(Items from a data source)
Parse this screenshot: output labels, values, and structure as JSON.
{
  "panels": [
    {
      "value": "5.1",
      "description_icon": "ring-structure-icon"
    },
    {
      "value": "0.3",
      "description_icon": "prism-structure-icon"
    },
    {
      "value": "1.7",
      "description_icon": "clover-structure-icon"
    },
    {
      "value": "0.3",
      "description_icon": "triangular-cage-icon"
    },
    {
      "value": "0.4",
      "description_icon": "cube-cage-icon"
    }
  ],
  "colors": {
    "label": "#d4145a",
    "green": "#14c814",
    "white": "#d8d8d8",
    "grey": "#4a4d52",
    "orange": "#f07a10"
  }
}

* * *

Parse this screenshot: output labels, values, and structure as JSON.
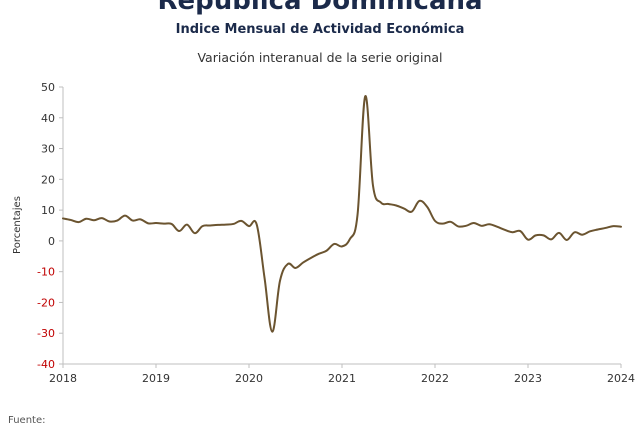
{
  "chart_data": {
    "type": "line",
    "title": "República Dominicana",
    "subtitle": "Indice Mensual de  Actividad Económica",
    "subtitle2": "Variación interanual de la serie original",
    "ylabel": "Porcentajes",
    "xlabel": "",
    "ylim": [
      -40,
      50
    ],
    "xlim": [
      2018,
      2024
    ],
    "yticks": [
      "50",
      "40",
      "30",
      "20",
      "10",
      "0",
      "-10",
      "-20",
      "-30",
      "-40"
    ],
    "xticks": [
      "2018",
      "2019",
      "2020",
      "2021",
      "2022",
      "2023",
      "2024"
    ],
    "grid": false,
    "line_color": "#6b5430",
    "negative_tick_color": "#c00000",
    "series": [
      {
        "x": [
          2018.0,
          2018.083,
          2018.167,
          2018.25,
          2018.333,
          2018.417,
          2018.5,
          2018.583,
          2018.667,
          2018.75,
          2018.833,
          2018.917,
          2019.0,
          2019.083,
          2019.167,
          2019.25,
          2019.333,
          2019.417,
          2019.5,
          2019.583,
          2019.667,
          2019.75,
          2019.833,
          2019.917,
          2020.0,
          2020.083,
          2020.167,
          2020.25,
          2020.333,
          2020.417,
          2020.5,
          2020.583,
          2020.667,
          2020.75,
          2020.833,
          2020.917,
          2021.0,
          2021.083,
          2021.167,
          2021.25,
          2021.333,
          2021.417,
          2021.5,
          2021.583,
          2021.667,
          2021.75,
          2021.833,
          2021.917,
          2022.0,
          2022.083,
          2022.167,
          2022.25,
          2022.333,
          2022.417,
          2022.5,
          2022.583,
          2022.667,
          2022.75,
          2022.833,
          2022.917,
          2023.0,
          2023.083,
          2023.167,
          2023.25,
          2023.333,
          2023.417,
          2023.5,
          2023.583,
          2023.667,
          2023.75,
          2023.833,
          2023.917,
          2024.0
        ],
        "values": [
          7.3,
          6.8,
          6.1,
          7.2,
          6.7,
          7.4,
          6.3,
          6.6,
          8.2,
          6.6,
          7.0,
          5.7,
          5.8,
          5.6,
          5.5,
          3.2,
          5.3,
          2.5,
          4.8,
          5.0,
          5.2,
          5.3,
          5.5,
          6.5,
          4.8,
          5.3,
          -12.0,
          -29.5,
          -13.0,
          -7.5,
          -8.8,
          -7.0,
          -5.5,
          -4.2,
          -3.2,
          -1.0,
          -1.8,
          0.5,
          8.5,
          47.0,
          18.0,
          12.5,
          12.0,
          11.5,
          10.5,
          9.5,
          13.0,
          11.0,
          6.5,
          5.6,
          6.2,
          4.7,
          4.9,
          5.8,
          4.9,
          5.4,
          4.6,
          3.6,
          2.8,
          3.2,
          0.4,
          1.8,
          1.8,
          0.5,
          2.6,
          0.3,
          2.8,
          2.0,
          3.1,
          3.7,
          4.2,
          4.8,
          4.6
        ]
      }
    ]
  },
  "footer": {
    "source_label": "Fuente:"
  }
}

...

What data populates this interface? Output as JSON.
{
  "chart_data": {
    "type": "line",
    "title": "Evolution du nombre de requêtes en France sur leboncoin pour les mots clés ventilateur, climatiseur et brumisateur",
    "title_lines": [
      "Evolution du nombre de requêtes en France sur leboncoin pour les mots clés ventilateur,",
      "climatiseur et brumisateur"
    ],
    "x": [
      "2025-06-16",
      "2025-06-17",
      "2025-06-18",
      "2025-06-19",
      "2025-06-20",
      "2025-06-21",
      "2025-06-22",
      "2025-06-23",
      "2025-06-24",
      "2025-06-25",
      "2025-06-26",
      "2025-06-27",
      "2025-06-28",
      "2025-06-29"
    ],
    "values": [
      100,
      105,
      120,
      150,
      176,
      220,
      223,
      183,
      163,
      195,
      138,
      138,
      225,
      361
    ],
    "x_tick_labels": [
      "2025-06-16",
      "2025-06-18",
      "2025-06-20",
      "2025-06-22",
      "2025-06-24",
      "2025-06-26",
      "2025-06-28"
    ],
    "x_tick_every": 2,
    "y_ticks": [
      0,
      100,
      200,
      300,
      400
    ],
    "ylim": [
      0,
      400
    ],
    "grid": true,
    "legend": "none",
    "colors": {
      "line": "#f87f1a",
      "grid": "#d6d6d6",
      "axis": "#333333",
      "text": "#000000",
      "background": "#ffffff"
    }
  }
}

▶ Direction: In the records above, locate every line with the string "structure" and copy it.

▶ Solution to this exercise:
Parse this screenshot: output labels, values, and structure as JSON.
      "description_icon": "ring-structure-icon"
      "description_icon": "prism-structure-icon"
      "description_icon": "clover-structure-icon"
Parse this screenshot: output labels, values, and structure as JSON.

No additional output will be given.